Te empecé con un propósito: volver a vivir con plenitud.
Con mucho miedo, me abrí a nuevos campos e intenté no bloquearme tanto, pero los inicios fueron duros, ¿cómo iba a saber que todo se iba a transformar de un modo, para mí, inimaginable?
En seguida llegaron los frutos de mi determinación, tan pronto como que, en enero, ya había conocido a la persona que acabaría por darle la vuelta a mi vida. Tantas coincidencias solo compartiendo una conferencia y un café...
No voy a contar los pormenores de mi vida, prefiero, como otras veces, agradecer lo vivido. Aún a riesgo de dejarme cosas en el tintero y omitiendo deliberadamente otras a las que no quiero dar más espacio del que ya tuvieron.
Nunca agradeceré lo suficiente a Ramón y Miguel Ángel aquel encuentro que me motivó al cambio. Muchas veces he pensado en qué sería de mi vida hoy sin aquel día.
A mis amigos del colegio, que un año más fueron sustento en las penas y, por primera vez en mucho tiempo, testigos y participes de mis muchas alegrías. Veros tan felices por mí ha sido una nueva forma de sentiros cerca.
A los que seguís siendo mis hermanos aunque yo ya no esté tan presente. Sigo sintiéndoos familia y referencia en mi vida.

____

Enunciado 1: Reproduzca el fragmento del texto de agradecimientos que comienza con "Te empecé con" y continúa hasta "que ya tuvieron.".
Enunciado 2: Indique si cada afirmación concuerda con el texto de agradecimientos y cite las palabras que lo deciden: (a) la persona que transformó la vida de quien escribe fue conocida en enero; (b) quien escribe se propone relatar los pormenores de su vida; (c) quien escribe agradece a Ramón y Miguel Ángel un encuentro.
Enunciado 3: Prosiga el texto de agradecimientos a partir de su última oración.
Las líneas que aparecen a continuación no guardan relación alguna con el texto de agradecimientos.

Datos proporcionados:
____

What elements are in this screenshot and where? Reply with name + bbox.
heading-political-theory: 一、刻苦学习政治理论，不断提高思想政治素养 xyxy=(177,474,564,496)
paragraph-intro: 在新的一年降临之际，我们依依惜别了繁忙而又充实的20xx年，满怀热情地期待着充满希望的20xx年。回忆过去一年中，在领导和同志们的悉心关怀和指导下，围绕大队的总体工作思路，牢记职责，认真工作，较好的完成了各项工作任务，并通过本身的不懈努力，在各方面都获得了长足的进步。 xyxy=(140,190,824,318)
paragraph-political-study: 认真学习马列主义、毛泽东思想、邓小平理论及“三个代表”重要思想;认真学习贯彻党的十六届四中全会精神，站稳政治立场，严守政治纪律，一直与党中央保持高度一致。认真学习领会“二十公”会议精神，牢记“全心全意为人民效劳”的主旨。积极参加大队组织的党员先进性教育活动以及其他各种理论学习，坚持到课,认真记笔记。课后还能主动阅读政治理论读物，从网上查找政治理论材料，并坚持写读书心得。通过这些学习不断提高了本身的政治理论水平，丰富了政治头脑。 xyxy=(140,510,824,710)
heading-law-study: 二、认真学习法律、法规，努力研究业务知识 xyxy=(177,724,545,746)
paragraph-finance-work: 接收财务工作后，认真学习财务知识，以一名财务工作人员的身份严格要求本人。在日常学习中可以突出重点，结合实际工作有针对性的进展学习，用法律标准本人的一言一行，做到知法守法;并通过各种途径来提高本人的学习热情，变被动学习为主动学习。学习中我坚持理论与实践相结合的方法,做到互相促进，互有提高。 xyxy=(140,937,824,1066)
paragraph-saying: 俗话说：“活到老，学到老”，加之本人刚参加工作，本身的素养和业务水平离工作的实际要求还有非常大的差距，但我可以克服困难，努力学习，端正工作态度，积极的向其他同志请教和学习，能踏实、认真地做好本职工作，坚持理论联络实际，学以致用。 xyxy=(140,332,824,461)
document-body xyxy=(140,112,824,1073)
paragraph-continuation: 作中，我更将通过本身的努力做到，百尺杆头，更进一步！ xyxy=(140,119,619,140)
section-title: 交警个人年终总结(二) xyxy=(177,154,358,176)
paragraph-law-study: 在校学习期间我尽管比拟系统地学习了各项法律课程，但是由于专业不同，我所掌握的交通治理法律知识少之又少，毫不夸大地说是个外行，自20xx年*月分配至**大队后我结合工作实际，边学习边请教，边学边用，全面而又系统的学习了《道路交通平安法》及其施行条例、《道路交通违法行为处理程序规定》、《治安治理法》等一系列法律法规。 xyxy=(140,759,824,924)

____

Respuesta 1:
Te empecé con un propósito: volver a vivir con plenitud.
Con mucho miedo, me abrí a nuevos campos e intenté no bloquearme tanto, pero los inicios fueron duros, ¿cómo iba a saber que todo se iba a transformar de un modo, para mí, inimaginable?
En seguida llegaron los frutos de mi determinación, tan pronto como que, en enero, ya había conocido a la persona que acabaría por darle la vuelta a mi vida. Tantas coincidencias solo compartiendo una conferencia y un café...
No voy a contar los pormenores de mi vida, prefiero, como otras veces, agradecer lo vivido. Aún a riesgo de dejarme cosas en el tintero y omitiendo deliberadamente otras a las que no quiero dar más espacio del que ya tuvieron.

Respuesta 2:
(a) Sí: "en enero, ya había conocido a la persona que acabaría por darle la vuelta a mi vida".
(b) No: "No voy a contar los pormenores de mi vida".
(c) Sí: "Nunca agradeceré lo suficiente a Ramón y Miguel Ángel aquel encuentro que me motivó al cambio".

Respuesta 3:
A Raquel, que está en casi todos los grupos anteriores, no se que no agradecerle, en fin... Y también a los suyos que también son míos.
A Stella allá donde se encuentre, esta vez por haberme dejado tan claro siempre que quería que yo volviera a ser feliz por encima de todo. Me lo pusiste muy fácil.
A mi familia y, en particular, ya que este año son los dos mayores de edad, a Irene y a Diego. Por seguir luchando, y no siempre es fácil, por salir adelante y afrontar la vida con sentido. Y por asumir con tanta generosidad y naturalidad mi nuevo proyecto de vida, que también es vuestro y tanto os implica. Os quiero.
Y termino con la persona que lo ha cambiado todo en este 2025: Silvina. Dejo casi todo para lo íntimo. Solo decir de nuevo que es un milagro que dos como nosotros hayamos coincidido en el espacio y el tiempo. Además, en el inicio de nuestras versiones 2.0. Ínfimas probabilidades, pero aquí estamos y los milagros así no se pueden dejar pasar. Gracias, no hay palabras suficientes.
Os deseo a todos un 2026 lleno de amor. Que es lo único que importa.